--- Task instructions ---
Where a line of the listing below includes the word "Engineering", reproduce that line.

--- Information provided ---
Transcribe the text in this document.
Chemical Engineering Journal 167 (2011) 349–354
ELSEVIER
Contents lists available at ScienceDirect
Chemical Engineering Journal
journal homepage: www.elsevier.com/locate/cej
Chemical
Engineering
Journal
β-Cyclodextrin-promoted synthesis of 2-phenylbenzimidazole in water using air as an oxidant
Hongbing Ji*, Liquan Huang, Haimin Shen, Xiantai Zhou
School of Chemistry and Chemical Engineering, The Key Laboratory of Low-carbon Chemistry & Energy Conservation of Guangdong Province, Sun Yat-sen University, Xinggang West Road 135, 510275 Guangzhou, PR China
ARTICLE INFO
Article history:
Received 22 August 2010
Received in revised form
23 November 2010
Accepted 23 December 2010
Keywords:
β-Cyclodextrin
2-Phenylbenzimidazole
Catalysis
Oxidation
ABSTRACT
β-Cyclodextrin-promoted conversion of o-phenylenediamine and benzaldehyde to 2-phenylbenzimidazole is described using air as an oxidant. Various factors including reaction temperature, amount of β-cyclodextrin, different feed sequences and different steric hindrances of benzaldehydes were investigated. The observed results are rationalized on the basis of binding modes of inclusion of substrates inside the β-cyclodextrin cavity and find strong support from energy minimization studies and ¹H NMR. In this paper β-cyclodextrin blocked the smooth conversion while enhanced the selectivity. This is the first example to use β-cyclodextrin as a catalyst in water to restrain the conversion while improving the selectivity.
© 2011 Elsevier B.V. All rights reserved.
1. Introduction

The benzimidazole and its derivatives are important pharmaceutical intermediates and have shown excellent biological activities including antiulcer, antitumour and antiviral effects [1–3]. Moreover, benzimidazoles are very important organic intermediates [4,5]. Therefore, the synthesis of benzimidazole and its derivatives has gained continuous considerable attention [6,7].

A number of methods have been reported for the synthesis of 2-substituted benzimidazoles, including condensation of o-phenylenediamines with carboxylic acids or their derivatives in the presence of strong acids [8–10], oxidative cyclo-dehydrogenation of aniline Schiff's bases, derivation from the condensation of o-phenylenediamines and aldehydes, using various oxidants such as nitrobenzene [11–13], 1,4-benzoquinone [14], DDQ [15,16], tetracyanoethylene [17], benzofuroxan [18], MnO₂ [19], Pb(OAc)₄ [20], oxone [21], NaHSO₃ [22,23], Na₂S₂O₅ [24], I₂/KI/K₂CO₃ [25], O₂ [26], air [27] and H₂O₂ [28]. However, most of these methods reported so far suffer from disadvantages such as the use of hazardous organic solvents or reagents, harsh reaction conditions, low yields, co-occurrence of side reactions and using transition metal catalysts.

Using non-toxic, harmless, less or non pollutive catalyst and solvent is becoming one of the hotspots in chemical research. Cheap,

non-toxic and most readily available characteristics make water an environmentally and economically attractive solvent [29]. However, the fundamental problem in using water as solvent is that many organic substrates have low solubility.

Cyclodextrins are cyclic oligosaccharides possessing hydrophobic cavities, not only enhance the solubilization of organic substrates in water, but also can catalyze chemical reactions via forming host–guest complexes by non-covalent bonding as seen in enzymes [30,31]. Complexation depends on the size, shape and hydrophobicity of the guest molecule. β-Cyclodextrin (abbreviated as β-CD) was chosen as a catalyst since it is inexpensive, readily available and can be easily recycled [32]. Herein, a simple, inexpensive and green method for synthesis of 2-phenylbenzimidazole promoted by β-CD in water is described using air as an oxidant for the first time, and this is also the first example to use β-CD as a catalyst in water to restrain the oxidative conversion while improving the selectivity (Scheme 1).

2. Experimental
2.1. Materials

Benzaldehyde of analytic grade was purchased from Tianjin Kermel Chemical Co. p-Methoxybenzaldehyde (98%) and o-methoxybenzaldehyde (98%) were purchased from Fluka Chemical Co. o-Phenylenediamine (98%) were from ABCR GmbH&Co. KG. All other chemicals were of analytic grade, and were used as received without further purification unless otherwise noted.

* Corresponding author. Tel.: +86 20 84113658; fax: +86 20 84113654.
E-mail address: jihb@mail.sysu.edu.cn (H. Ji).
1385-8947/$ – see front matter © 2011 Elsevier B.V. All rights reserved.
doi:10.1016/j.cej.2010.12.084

--- Answer to this task ---
Chemical Engineering Journal 167 (2011) 349–354
Chemical Engineering Journal
Engineering
School of Chemistry and Chemical Engineering, The Key Laboratory of Low-carbon Chemistry & Energy Conservation of Guangdong Province, Sun Yat-sen University, Xinggang West Road 135, 510275 Guangzhou, PR China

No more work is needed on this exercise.